[start of DATA SUPPLIED]

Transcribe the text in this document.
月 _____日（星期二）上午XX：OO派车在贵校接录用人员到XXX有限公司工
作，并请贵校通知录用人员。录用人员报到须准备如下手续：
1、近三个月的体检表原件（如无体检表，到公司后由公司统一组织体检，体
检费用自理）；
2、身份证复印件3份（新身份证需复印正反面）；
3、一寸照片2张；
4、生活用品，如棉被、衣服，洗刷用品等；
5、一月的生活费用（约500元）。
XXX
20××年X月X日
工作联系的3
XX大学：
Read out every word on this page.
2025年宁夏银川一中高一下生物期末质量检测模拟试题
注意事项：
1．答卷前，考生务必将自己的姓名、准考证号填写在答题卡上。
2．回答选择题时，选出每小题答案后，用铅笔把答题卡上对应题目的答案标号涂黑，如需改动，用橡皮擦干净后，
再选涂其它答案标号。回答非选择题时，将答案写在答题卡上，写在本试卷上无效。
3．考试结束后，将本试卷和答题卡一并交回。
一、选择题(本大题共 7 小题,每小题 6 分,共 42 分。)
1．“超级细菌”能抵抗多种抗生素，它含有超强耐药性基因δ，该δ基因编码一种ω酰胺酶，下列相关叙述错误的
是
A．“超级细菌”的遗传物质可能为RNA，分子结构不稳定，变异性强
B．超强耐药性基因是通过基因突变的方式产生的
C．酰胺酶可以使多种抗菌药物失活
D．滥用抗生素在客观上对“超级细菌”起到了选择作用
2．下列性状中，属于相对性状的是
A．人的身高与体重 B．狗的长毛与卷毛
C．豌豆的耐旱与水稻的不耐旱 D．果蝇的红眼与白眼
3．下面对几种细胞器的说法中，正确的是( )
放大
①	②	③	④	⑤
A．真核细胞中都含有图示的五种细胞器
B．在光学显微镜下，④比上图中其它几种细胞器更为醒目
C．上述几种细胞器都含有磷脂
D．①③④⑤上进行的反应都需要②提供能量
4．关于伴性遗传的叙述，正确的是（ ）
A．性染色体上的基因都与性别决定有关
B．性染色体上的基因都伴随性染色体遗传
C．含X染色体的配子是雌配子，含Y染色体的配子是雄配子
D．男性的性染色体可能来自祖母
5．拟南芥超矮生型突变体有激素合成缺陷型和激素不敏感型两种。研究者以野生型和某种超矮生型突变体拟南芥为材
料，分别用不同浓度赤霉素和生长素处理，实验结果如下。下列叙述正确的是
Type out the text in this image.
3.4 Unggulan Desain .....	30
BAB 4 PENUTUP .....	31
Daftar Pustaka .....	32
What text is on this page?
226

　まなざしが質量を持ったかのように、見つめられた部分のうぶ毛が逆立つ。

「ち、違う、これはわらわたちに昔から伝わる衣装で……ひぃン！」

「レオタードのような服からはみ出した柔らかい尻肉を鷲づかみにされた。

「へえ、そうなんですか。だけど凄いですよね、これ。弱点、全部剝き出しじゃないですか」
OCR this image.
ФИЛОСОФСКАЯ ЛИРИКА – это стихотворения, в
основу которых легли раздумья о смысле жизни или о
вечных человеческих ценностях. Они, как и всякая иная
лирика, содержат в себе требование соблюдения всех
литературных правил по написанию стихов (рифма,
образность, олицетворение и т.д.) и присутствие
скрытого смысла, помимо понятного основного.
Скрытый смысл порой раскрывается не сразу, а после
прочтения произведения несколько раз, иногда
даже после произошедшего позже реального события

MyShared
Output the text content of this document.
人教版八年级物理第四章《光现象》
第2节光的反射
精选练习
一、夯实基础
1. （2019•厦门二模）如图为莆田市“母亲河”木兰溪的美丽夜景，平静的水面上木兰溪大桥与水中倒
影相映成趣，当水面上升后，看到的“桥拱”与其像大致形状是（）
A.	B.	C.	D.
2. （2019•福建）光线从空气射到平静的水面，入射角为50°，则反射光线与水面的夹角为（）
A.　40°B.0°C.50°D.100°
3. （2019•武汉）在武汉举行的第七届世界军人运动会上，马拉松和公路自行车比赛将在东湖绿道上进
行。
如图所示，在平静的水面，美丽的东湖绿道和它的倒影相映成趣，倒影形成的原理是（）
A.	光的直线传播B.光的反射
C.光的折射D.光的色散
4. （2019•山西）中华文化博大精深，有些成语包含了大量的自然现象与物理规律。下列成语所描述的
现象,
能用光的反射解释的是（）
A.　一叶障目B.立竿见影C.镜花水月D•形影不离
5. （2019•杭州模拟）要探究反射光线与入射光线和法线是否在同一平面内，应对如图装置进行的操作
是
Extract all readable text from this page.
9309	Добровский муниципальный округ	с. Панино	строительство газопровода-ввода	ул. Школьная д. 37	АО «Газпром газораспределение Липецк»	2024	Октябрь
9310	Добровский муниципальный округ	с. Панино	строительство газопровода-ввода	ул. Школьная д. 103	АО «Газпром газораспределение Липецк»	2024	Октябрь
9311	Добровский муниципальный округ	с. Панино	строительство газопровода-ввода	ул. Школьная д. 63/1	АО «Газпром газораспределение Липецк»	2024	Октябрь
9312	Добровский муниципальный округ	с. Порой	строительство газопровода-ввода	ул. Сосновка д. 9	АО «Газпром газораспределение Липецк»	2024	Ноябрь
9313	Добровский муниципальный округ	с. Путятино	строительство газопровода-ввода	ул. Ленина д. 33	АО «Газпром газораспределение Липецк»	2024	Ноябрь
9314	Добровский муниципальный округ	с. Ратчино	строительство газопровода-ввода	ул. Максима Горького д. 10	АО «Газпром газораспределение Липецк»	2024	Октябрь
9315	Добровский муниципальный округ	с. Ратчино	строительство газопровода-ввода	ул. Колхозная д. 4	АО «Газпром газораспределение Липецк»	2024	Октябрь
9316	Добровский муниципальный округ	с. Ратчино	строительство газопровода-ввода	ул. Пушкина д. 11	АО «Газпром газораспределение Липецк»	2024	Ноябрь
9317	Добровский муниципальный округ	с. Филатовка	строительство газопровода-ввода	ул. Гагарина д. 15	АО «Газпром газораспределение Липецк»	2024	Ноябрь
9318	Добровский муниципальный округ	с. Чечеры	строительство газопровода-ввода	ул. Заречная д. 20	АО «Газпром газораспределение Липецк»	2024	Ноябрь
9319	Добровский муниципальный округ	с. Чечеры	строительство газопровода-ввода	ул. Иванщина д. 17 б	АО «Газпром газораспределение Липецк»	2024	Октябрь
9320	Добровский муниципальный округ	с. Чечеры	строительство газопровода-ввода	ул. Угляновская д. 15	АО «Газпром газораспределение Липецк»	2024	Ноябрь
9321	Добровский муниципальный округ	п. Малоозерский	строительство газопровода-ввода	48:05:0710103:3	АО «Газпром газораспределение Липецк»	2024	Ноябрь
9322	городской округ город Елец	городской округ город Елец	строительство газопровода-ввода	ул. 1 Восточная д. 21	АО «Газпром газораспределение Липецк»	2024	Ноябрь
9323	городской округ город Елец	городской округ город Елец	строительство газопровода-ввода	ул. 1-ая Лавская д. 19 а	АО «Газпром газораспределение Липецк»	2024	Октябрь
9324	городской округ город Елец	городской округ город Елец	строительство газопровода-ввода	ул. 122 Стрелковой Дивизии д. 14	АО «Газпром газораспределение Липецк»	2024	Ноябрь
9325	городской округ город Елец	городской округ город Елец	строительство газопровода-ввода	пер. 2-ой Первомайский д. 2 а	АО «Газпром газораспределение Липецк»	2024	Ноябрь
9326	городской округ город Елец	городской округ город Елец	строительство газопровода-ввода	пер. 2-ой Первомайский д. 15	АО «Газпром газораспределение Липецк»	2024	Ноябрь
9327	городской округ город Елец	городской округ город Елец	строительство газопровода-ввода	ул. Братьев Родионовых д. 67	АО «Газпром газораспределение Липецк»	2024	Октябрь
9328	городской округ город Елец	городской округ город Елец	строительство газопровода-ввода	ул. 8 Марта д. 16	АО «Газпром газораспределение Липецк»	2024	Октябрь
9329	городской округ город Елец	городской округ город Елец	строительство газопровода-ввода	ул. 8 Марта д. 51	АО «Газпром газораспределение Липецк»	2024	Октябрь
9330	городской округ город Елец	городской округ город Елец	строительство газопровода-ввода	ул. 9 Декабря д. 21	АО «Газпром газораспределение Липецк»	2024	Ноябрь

[end of DATA SUPPLIED]

WHAT YOU ARE ASKED TO DO
Above is a listing; report how many of its lines include the word "городской", giving the number only.

OUTPUT FOR THIS TASK
9